◆ EXERCISE INSTRUCTIONS ◆
Could you copy the stretch of data from its very first line through the line containing "study-label: 0 [664,383,676,395]", with both of those lines included and every line reproduced unchanged?

◆ DATA FOR THIS TASK ◆
########
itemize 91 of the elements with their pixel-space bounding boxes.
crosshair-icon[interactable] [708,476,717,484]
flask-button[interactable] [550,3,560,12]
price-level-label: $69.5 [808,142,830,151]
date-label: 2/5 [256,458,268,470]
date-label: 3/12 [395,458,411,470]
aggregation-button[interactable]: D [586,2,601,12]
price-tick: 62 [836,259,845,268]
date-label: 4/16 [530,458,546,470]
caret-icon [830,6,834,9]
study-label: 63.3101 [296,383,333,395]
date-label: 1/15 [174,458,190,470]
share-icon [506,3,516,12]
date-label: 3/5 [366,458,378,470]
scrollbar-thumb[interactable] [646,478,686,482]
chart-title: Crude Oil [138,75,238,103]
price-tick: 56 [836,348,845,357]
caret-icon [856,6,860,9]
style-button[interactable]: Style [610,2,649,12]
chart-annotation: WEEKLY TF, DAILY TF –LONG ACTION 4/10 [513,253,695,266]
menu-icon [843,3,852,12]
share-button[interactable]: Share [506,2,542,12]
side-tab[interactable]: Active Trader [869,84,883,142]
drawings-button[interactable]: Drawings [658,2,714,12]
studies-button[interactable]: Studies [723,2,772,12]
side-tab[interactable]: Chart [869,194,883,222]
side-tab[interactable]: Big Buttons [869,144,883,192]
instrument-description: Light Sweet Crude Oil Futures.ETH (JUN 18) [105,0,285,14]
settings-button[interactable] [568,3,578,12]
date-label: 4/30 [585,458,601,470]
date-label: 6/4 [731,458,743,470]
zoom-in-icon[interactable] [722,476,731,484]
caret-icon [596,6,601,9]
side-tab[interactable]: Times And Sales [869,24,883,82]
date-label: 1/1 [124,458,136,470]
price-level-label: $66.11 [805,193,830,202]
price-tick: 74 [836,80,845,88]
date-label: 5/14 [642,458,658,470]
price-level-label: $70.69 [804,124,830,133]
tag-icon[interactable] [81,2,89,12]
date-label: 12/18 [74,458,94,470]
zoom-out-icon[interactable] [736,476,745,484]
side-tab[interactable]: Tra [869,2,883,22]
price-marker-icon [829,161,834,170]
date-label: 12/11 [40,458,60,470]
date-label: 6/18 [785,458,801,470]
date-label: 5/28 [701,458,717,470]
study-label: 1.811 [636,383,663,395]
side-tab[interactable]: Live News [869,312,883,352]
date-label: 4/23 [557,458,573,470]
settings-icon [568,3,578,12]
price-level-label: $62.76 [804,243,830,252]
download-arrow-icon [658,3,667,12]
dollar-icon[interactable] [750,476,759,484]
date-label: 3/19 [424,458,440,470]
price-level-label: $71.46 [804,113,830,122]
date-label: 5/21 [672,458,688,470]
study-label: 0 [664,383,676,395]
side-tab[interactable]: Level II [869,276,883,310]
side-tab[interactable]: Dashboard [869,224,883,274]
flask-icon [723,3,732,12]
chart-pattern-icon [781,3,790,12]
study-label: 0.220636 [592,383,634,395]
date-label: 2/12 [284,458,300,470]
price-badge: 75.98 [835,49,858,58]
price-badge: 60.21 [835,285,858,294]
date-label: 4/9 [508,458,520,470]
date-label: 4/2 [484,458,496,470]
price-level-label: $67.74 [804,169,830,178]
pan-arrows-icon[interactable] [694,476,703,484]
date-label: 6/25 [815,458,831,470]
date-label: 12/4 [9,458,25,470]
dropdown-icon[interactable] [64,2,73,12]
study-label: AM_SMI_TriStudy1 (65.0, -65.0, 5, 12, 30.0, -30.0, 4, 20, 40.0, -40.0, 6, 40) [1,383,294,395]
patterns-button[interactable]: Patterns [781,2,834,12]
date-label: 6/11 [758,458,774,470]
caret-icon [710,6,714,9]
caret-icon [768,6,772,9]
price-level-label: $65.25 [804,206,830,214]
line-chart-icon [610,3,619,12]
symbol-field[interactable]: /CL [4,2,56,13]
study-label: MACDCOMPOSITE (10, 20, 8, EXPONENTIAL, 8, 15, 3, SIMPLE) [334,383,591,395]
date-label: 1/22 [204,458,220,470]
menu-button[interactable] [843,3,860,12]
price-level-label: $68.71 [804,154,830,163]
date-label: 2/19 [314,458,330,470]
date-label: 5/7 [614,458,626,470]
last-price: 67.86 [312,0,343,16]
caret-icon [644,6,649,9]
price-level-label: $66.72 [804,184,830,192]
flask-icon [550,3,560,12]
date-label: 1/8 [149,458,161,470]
########
◆ EXERCISE SOLUTION ◆
itemize 91 of the elements with their pixel-space bounding boxes.
crosshair-icon[interactable] [708,476,717,484]
flask-button[interactable] [550,3,560,12]
price-level-label: $69.5 [808,142,830,151]
date-label: 2/5 [256,458,268,470]
date-label: 3/12 [395,458,411,470]
aggregation-button[interactable]: D [586,2,601,12]
price-tick: 62 [836,259,845,268]
date-label: 4/16 [530,458,546,470]
caret-icon [830,6,834,9]
study-label: 63.3101 [296,383,333,395]
date-label: 1/15 [174,458,190,470]
share-icon [506,3,516,12]
date-label: 3/5 [366,458,378,470]
scrollbar-thumb[interactable] [646,478,686,482]
chart-title: Crude Oil [138,75,238,103]
price-tick: 56 [836,348,845,357]
caret-icon [856,6,860,9]
style-button[interactable]: Style [610,2,649,12]
chart-annotation: WEEKLY TF, DAILY TF –LONG ACTION 4/10 [513,253,695,266]
menu-icon [843,3,852,12]
share-button[interactable]: Share [506,2,542,12]
side-tab[interactable]: Active Trader [869,84,883,142]
drawings-button[interactable]: Drawings [658,2,714,12]
studies-button[interactable]: Studies [723,2,772,12]
side-tab[interactable]: Chart [869,194,883,222]
side-tab[interactable]: Big Buttons [869,144,883,192]
instrument-description: Light Sweet Crude Oil Futures.ETH (JUN 18) [105,0,285,14]
settings-button[interactable] [568,3,578,12]
date-label: 4/30 [585,458,601,470]
date-label: 6/4 [731,458,743,470]
zoom-in-icon[interactable] [722,476,731,484]
caret-icon [596,6,601,9]
side-tab[interactable]: Times And Sales [869,24,883,82]
date-label: 1/1 [124,458,136,470]
price-level-label: $66.11 [805,193,830,202]
price-tick: 74 [836,80,845,88]
date-label: 5/14 [642,458,658,470]
price-level-label: $70.69 [804,124,830,133]
tag-icon[interactable] [81,2,89,12]
date-label: 12/18 [74,458,94,470]
zoom-out-icon[interactable] [736,476,745,484]
side-tab[interactable]: Tra [869,2,883,22]
price-marker-icon [829,161,834,170]
date-label: 12/11 [40,458,60,470]
date-label: 6/18 [785,458,801,470]
date-label: 5/28 [701,458,717,470]
study-label: 1.811 [636,383,663,395]
side-tab[interactable]: Live News [869,312,883,352]
date-label: 4/23 [557,458,573,470]
settings-icon [568,3,578,12]
price-level-label: $62.76 [804,243,830,252]
download-arrow-icon [658,3,667,12]
dollar-icon[interactable] [750,476,759,484]
date-label: 3/19 [424,458,440,470]
price-level-label: $71.46 [804,113,830,122]
date-label: 5/21 [672,458,688,470]
study-label: 0 [664,383,676,395]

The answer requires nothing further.